The data below must be copied in full and without any change.

### RECORDS FOR THIS EXERCISE ###

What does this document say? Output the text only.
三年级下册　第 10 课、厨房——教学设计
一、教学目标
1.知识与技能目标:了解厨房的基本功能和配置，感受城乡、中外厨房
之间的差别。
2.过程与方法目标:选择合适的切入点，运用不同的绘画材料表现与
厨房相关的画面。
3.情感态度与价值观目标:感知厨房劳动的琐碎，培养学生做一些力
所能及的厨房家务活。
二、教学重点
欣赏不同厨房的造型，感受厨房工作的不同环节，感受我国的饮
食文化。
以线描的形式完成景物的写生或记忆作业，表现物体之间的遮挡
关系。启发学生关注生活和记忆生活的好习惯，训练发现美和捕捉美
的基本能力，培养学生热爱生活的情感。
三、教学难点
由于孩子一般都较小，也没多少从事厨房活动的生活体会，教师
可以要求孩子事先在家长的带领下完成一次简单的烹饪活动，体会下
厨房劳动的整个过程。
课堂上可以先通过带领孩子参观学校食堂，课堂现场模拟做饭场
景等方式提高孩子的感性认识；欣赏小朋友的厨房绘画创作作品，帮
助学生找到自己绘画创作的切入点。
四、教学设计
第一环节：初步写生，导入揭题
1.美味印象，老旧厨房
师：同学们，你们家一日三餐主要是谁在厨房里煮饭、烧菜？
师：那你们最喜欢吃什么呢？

###

ANSWER TO THIS TASK:
What does this document say? Output the text only.
三年级下册　第 10 课、厨房——教学设计
一、教学目标
1.知识与技能目标:了解厨房的基本功能和配置，感受城乡、中外厨房
之间的差别。
2.过程与方法目标:选择合适的切入点，运用不同的绘画材料表现与
厨房相关的画面。
3.情感态度与价值观目标:感知厨房劳动的琐碎，培养学生做一些力
所能及的厨房家务活。
二、教学重点
欣赏不同厨房的造型，感受厨房工作的不同环节，感受我国的饮
食文化。
以线描的形式完成景物的写生或记忆作业，表现物体之间的遮挡
关系。启发学生关注生活和记忆生活的好习惯，训练发现美和捕捉美
的基本能力，培养学生热爱生活的情感。
三、教学难点
由于孩子一般都较小，也没多少从事厨房活动的生活体会，教师
可以要求孩子事先在家长的带领下完成一次简单的烹饪活动，体会下
厨房劳动的整个过程。
课堂上可以先通过带领孩子参观学校食堂，课堂现场模拟做饭场
景等方式提高孩子的感性认识；欣赏小朋友的厨房绘画创作作品，帮
助学生找到自己绘画创作的切入点。
四、教学设计
第一环节：初步写生，导入揭题
1.美味印象，老旧厨房
师：同学们，你们家一日三餐主要是谁在厨房里煮饭、烧菜？
师：那你们最喜欢吃什么呢？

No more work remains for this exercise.